### WHAT IS BEING ASKED
Exactly repeat the material, dropping only the pictures.

### INFORMATION PROVIDED
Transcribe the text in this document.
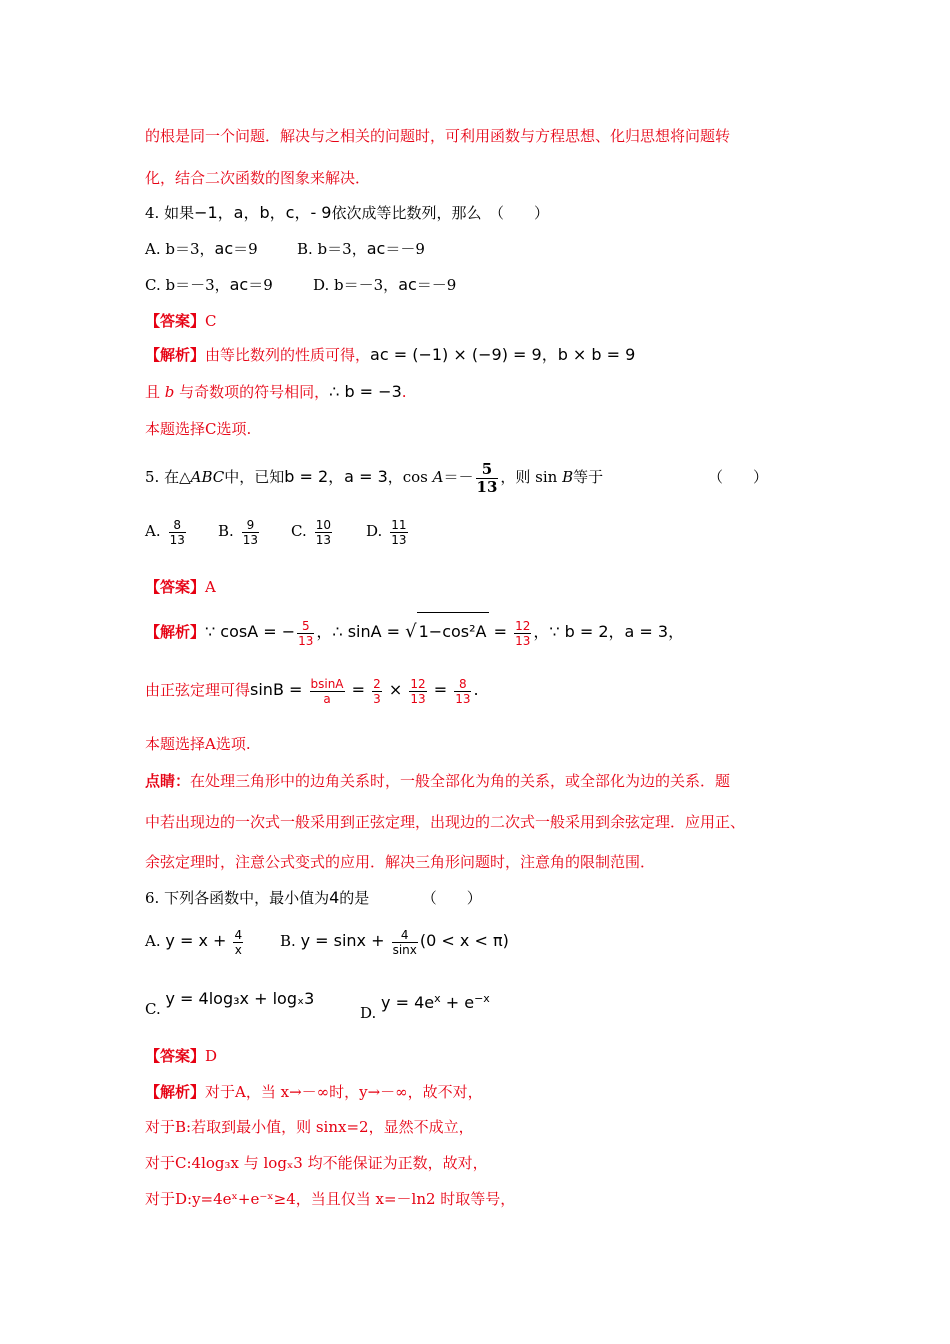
的根是同一个问题．解决与之相关的问题时，可利用函数与方程思想、化归思想将问题转
化，结合二次函数的图象来解决．
4. 如果−1，a，b，c，- 9依次成等比数列，那么　（　　）
A. b＝3，ac＝9	B. b＝3，ac＝－9
C. b＝－3，ac＝9	D. b＝－3，ac＝－9
【答案】C
【解析】由等比数列的性质可得，ac = (−1) × (−9) = 9，b × b = 9
且 b 与奇数项的符号相同，∴ b = −3.
本题选择C选项.
5. 在△ABC中，已知b = 2，a = 3，$\cos A=- \frac{5}{13}$ ，则 sin B等于	（　　）
A. $\frac{8}{13} B$. $\frac{9}{13} C$. $\frac{10}{13} D$. $\frac{11}{13}$
【答案】A
【解析】∵ cosA = − $\frac{5}{13}$ ，∴ sinA = √ $1-\cos^2A = \frac{12}{13}$ ，∵ b = 2，a = 3，
由正弦定理可得$\sin B = \frac{bsinA}{a} = \frac{2}{3} \times \frac{12}{13} = \frac{8}{13}$ .
本题选择A选项.
点睛：在处理三角形中的边角关系时，一般全部化为角的关系，或全部化为边的关系．题
中若出现边的一次式一般采用到正弦定理，出现边的二次式一般采用到余弦定理．应用正、
余弦定理时，注意公式变式的应用．解决三角形问题时，注意角的限制范围．
6. 下列各函数中，最小值为4的是　　　　（　　）
A. $y = x + \frac{4}{x} B$. $y = \sin x + \frac{4}{\sin x} (0 < x < \pi)$
C. y = 4log₃x + logₓ3
D. $y = 4e^x + e^{-x}$
【答案】D
【解析】对于A，当 x→－∞时，y→－∞，故不对，
对于B:若取到最小值，则 sinx=2，显然不成立，
对于C:4log₃x 与 logₓ3 均不能保证为正数，故对，
对于D:y=4eˣ+e⁻ˣ≥4，当且仅当 x=－ln2 时取等号，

### THE SOLUTION
Transcribe the text in this document.
的根是同一个问题．解决与之相关的问题时，可利用函数与方程思想、化归思想将问题转
化，结合二次函数的图象来解决．
4. 如果−1，a，b，c，- 9依次成等比数列，那么　（　　）
A. b＝3，ac＝9	B. b＝3，ac＝－9
C. b＝－3，ac＝9	D. b＝－3，ac＝－9
【答案】C
【解析】由等比数列的性质可得，ac = (−1) × (−9) = 9，b × b = 9
且 b 与奇数项的符号相同，∴ b = −3.
本题选择C选项.
5. 在△ABC中，已知b = 2，a = 3，$\cos A=- \frac{5}{13}$ ，则 sin B等于	（　　）
A. $\frac{8}{13} B$. $\frac{9}{13} C$. $\frac{10}{13} D$. $\frac{11}{13}$
【答案】A
【解析】∵ cosA = − $\frac{5}{13}$ ，∴ sinA = √ $1-\cos^2A = \frac{12}{13}$ ，∵ b = 2，a = 3，
由正弦定理可得$\sin B = \frac{bsinA}{a} = \frac{2}{3} \times \frac{12}{13} = \frac{8}{13}$ .
本题选择A选项.
点睛：在处理三角形中的边角关系时，一般全部化为角的关系，或全部化为边的关系．题
中若出现边的一次式一般采用到正弦定理，出现边的二次式一般采用到余弦定理．应用正、
余弦定理时，注意公式变式的应用．解决三角形问题时，注意角的限制范围．
6. 下列各函数中，最小值为4的是　　　　（　　）
A. $y = x + \frac{4}{x} B$. $y = \sin x + \frac{4}{\sin x} (0 < x < \pi)$
C. y = 4log₃x + logₓ3
D. $y = 4e^x + e^{-x}$
【答案】D
【解析】对于A，当 x→－∞时，y→－∞，故不对，
对于B:若取到最小值，则 sinx=2，显然不成立，
对于C:4log₃x 与 logₓ3 均不能保证为正数，故对，
对于D:y=4eˣ+e⁻ˣ≥4，当且仅当 x=－ln2 时取等号，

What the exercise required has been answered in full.